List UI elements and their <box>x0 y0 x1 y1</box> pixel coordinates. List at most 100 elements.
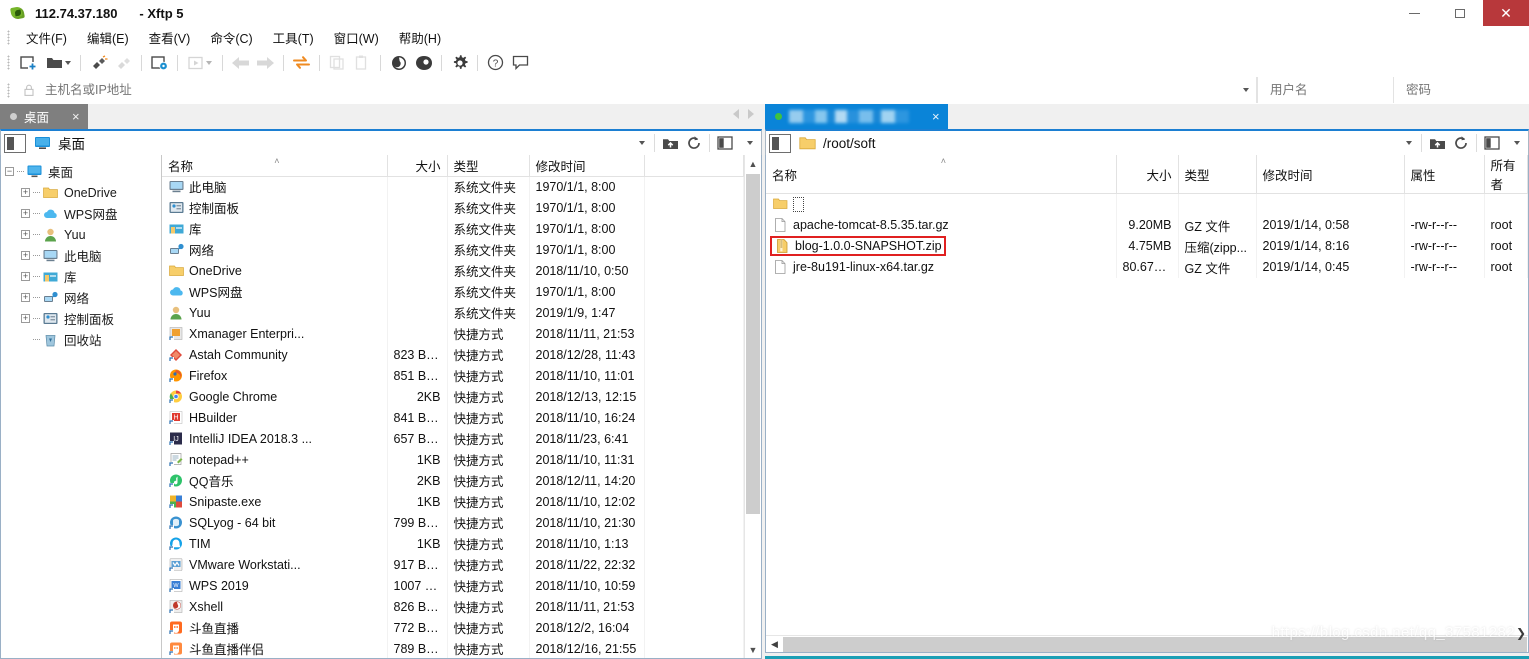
remote-col-perms[interactable]: 属性 <box>1404 155 1485 194</box>
cell-name[interactable]: OneDrive <box>162 260 388 281</box>
table-row[interactable]: jre-8u191-linux-x64.tar.gz 80.67MB GZ 文件 20… <box>766 256 1528 278</box>
cell-name[interactable]: 斗鱼直播伴侣 <box>162 638 388 658</box>
local-col-name[interactable]: 名称 ˄ <box>162 155 388 177</box>
table-row[interactable]: H HBuilder 841 Bytes 快捷方式 2018/11/10, 16:24 <box>162 407 744 428</box>
table-row[interactable]: QQ音乐 2KB 快捷方式 2018/12/11, 14:20 <box>162 470 744 491</box>
close-button[interactable]: ✕ <box>1483 0 1529 26</box>
local-view-mode-icon[interactable] <box>713 131 737 155</box>
table-row[interactable]: Xmanager Enterpri... 快捷方式 2018/11/11, 21:5… <box>162 323 744 344</box>
cell-name[interactable]: 此电脑 <box>162 176 388 197</box>
table-row[interactable]: 此电脑 系统文件夹 1970/1/1, 8:00 <box>162 176 744 197</box>
help-icon[interactable]: ? <box>483 51 508 74</box>
tree-expand-icon[interactable]: + <box>21 314 30 323</box>
cell-name[interactable]: 斗鱼直播 <box>162 617 388 638</box>
table-row[interactable]: SQLyog - 64 bit 799 Bytes 快捷方式 2018/11/10, … <box>162 512 744 533</box>
table-row[interactable]: 网络 系统文件夹 1970/1/1, 8:00 <box>162 239 744 260</box>
remote-horizontal-scrollbar[interactable]: ◀ <box>766 635 1528 652</box>
username-field[interactable] <box>1257 77 1393 103</box>
address-grip-handle[interactable] <box>7 82 10 98</box>
local-refresh-icon[interactable] <box>682 131 706 155</box>
remote-tree-toggle-icon[interactable] <box>769 133 791 153</box>
tree-node-recycle-bin[interactable]: 回收站 <box>5 329 161 350</box>
remote-path-text[interactable]: /root/soft <box>823 136 1398 151</box>
cell-name[interactable]: TIM <box>162 533 388 554</box>
gear-icon[interactable] <box>447 51 472 74</box>
tree-node-this-pc[interactable]: + 此电脑 <box>5 245 161 266</box>
cell-name[interactable]: QQ音乐 <box>162 470 388 491</box>
table-row[interactable]: 斗鱼直播伴侣 789 Byt... 快捷方式 2018/12/16, 21:55 <box>162 638 744 658</box>
local-path-text[interactable]: 桌面 <box>58 133 631 153</box>
local-file-list[interactable]: 名称 ˄ 大小 类型 修改时间 此电脑 系统文件夹 1970/1/1, 8:00 控制… <box>162 155 744 658</box>
remote-col-size[interactable]: 大小 <box>1116 155 1179 194</box>
table-row[interactable]: Google Chrome 2KB 快捷方式 2018/12/13, 12:15 <box>162 386 744 407</box>
table-row[interactable] <box>766 193 1528 215</box>
cell-name[interactable]: Snipaste.exe <box>162 491 388 512</box>
cell-name[interactable]: VMware Workstati... <box>162 554 388 575</box>
remote-col-modified[interactable]: 修改时间 <box>1256 155 1405 194</box>
password-input[interactable] <box>1404 82 1529 98</box>
table-row[interactable]: Xshell 826 Bytes 快捷方式 2018/11/11, 21:53 <box>162 596 744 617</box>
username-input[interactable] <box>1268 82 1393 98</box>
local-scroll-thumb[interactable] <box>746 174 760 514</box>
tab-local-desktop[interactable]: 桌面 × <box>0 104 88 129</box>
cell-name[interactable]: 控制面板 <box>162 197 388 218</box>
cell-name[interactable]: Google Chrome <box>162 386 388 407</box>
table-row[interactable]: Astah Community 823 Bytes 快捷方式 2018/12/28, … <box>162 344 744 365</box>
remote-col-name[interactable]: 名称 ˄ <box>766 155 1117 194</box>
local-parent-folder-icon[interactable] <box>658 131 682 155</box>
remote-col-type[interactable]: 类型 <box>1178 155 1257 194</box>
connect-icon[interactable] <box>86 51 111 74</box>
session-properties-icon[interactable] <box>147 51 172 74</box>
remote-refresh-icon[interactable] <box>1449 131 1473 155</box>
menu-command[interactable]: 命令(C) <box>200 26 262 49</box>
tree-expand-icon[interactable]: + <box>21 230 30 239</box>
cell-name[interactable]: Xmanager Enterpri... <box>162 323 388 344</box>
table-row[interactable]: 库 系统文件夹 1970/1/1, 8:00 <box>162 218 744 239</box>
tab-scroll-left-icon[interactable] <box>733 109 739 119</box>
remote-path-dropdown-icon[interactable] <box>1398 131 1418 155</box>
menu-tools[interactable]: 工具(T) <box>263 26 324 49</box>
menu-grip-handle[interactable] <box>7 30 10 45</box>
cell-name[interactable]: Yuu <box>162 302 388 323</box>
scroll-down-icon[interactable]: ▼ <box>745 641 761 658</box>
tab-remote-session[interactable]: × <box>765 104 948 129</box>
remote-col-owner[interactable]: 所有者 <box>1484 155 1528 194</box>
scroll-up-icon[interactable]: ▲ <box>745 155 761 172</box>
table-row[interactable]: OneDrive 系统文件夹 2018/11/10, 0:50 <box>162 260 744 281</box>
remote-parent-folder-icon[interactable] <box>1425 131 1449 155</box>
tree-node-wps-cloud[interactable]: + WPS网盘 <box>5 203 161 224</box>
local-vertical-scrollbar[interactable]: ▲ ▼ <box>744 155 761 658</box>
scroll-right-icon[interactable]: ❯ <box>1516 626 1526 640</box>
tree-expand-icon[interactable]: + <box>21 272 30 281</box>
table-row[interactable]: IJ IntelliJ IDEA 2018.3 ... 657 Bytes 快捷方式 2… <box>162 428 744 449</box>
menu-window[interactable]: 窗口(W) <box>324 26 389 49</box>
tree-node-onedrive[interactable]: + OneDrive <box>5 182 161 203</box>
cell-name[interactable]: Firefox <box>162 365 388 386</box>
cell-name[interactable]: W WPS 2019 <box>162 575 388 596</box>
table-row[interactable]: blog-1.0.0-SNAPSHOT.zip 4.75MB 压缩(zipp... 2… <box>766 235 1528 257</box>
tab-scroll-right-icon[interactable] <box>748 109 754 119</box>
table-row[interactable]: Firefox 851 Bytes 快捷方式 2018/11/10, 11:01 <box>162 365 744 386</box>
password-field[interactable] <box>1393 77 1529 103</box>
local-scroll-track[interactable] <box>745 172 761 641</box>
table-row[interactable]: WPS网盘 系统文件夹 1970/1/1, 8:00 <box>162 281 744 302</box>
xshell-icon[interactable] <box>386 51 411 74</box>
cell-name[interactable]: Xshell <box>162 596 388 617</box>
cell-name[interactable]: 网络 <box>162 239 388 260</box>
table-row[interactable]: VMware Workstati... 917 Bytes 快捷方式 2018/11/… <box>162 554 744 575</box>
table-row[interactable]: 控制面板 系统文件夹 1970/1/1, 8:00 <box>162 197 744 218</box>
host-history-dropdown-icon[interactable] <box>1234 77 1256 103</box>
tree-expand-icon[interactable]: + <box>21 188 30 197</box>
menu-edit[interactable]: 编辑(E) <box>77 26 139 49</box>
feedback-icon[interactable] <box>508 51 533 74</box>
cell-name[interactable]: blog-1.0.0-SNAPSHOT.zip <box>766 235 1117 257</box>
cell-name[interactable]: jre-8u191-linux-x64.tar.gz <box>766 256 1117 278</box>
local-col-type[interactable]: 类型 <box>447 155 530 177</box>
remote-hscroll-thumb[interactable] <box>783 636 1527 652</box>
local-path-dropdown-icon[interactable] <box>631 131 651 155</box>
tree-node-yuu[interactable]: + Yuu <box>5 224 161 245</box>
local-view-dropdown-icon[interactable] <box>737 131 761 155</box>
table-row[interactable]: notepad++ 1KB 快捷方式 2018/11/10, 11:31 <box>162 449 744 470</box>
remote-view-mode-icon[interactable] <box>1480 131 1504 155</box>
tree-expand-icon[interactable]: + <box>21 209 30 218</box>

========================================

■ **What needs to be done**
Rewrite the stretch of material from the line containing "remote-col-perms[interactable]: 属性 <box>1404" through the line containing "table-row[interactable]: QQ音乐 2KB" as a Markdown table with the columns n and Line, numbering each row and omitting blank lines.

■ **Output**
| n | Line |
|---|---|
| 1 | remote-col-perms[interactable]: 属性 <box>1404 155 1485 194</box> |
| 2 | cell-name[interactable]: OneDrive <box>162 260 388 281</box> |
| 3 | table-row[interactable]: jre-8u191-linux-x64.tar.gz 80.67MB GZ 文件 20… <box>766 256 1528 278</box> |
| 4 | cell-name[interactable]: 斗鱼直播伴侣 <box>162 638 388 658</box> |
| 5 | local-col-name[interactable]: 名称 ˄ <box>162 155 388 177</box> |
| 6 | table-row[interactable]: H HBuilder 841 Bytes 快捷方式 2018/11/10, 16:24 <box>162 407 744 428</box> |
| 7 | table-row[interactable]: QQ音乐 2KB 快捷方式 2018/12/11, 14:20 <box>162 470 744 491</box> |